**PROBLEM STATEMENT**
Note each line of the listing that contains the string "document", and copy it.

## Begin EXERCISE INPUTS

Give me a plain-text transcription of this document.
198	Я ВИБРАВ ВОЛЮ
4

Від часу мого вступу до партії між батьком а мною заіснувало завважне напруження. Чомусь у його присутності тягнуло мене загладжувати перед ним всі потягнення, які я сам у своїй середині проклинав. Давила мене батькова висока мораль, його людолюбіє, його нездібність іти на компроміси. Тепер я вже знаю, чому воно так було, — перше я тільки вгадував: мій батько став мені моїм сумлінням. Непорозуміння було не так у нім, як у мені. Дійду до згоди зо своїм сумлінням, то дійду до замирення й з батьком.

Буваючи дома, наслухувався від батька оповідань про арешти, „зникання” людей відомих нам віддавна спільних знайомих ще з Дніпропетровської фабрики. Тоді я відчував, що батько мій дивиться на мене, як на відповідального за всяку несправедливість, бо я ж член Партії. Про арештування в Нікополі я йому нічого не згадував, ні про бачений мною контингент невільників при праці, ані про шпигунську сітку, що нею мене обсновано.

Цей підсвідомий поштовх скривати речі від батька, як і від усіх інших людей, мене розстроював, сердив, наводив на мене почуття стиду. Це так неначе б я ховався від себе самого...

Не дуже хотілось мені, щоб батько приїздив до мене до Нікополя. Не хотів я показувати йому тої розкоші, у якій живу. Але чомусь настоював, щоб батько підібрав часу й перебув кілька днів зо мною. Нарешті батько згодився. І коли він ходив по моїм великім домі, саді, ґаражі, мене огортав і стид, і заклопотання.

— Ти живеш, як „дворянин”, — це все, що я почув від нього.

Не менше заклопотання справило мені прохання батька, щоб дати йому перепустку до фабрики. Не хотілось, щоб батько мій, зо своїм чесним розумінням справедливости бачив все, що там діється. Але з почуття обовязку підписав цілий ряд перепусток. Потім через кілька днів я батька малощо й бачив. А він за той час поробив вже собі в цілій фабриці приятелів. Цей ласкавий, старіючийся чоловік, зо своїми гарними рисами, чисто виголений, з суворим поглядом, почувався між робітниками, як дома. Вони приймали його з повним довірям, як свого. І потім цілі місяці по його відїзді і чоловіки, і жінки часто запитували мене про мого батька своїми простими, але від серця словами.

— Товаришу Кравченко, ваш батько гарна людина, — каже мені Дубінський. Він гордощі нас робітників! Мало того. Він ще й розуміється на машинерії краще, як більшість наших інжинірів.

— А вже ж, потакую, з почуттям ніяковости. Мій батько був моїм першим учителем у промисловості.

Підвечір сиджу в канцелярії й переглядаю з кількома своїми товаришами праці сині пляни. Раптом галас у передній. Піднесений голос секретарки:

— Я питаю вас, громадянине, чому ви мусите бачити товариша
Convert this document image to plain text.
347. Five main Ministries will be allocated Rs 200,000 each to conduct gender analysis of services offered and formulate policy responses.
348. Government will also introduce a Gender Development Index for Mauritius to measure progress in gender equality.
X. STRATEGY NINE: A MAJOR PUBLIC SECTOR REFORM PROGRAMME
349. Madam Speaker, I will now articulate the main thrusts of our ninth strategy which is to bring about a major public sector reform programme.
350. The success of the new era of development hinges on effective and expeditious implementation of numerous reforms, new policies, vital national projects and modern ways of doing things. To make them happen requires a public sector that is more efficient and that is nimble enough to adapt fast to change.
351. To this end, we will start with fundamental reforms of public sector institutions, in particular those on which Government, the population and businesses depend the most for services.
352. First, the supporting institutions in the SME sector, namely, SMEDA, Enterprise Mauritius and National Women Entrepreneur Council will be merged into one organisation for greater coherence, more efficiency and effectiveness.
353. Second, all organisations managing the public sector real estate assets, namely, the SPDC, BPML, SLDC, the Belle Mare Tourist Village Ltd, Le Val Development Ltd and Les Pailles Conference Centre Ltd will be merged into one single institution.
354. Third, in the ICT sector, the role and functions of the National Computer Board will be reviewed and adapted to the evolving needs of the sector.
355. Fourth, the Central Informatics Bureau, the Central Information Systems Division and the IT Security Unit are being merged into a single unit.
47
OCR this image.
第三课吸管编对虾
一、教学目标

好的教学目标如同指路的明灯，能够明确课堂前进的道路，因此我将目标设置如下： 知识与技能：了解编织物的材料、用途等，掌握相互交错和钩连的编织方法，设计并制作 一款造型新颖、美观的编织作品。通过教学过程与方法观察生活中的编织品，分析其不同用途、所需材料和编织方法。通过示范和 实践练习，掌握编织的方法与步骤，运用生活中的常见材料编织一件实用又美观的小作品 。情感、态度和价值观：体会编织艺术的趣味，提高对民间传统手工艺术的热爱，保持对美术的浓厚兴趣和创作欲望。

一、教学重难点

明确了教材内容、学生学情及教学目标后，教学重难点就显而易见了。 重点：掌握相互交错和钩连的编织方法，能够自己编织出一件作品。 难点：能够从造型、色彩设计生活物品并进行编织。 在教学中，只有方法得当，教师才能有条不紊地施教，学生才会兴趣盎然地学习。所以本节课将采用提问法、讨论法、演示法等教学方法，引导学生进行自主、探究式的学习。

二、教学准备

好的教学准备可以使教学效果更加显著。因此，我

## End EXERCISE INPUTS

**ANSWER TO THIS PROBLEM**
Give me a plain-text transcription of this document.
Convert this document image to plain text.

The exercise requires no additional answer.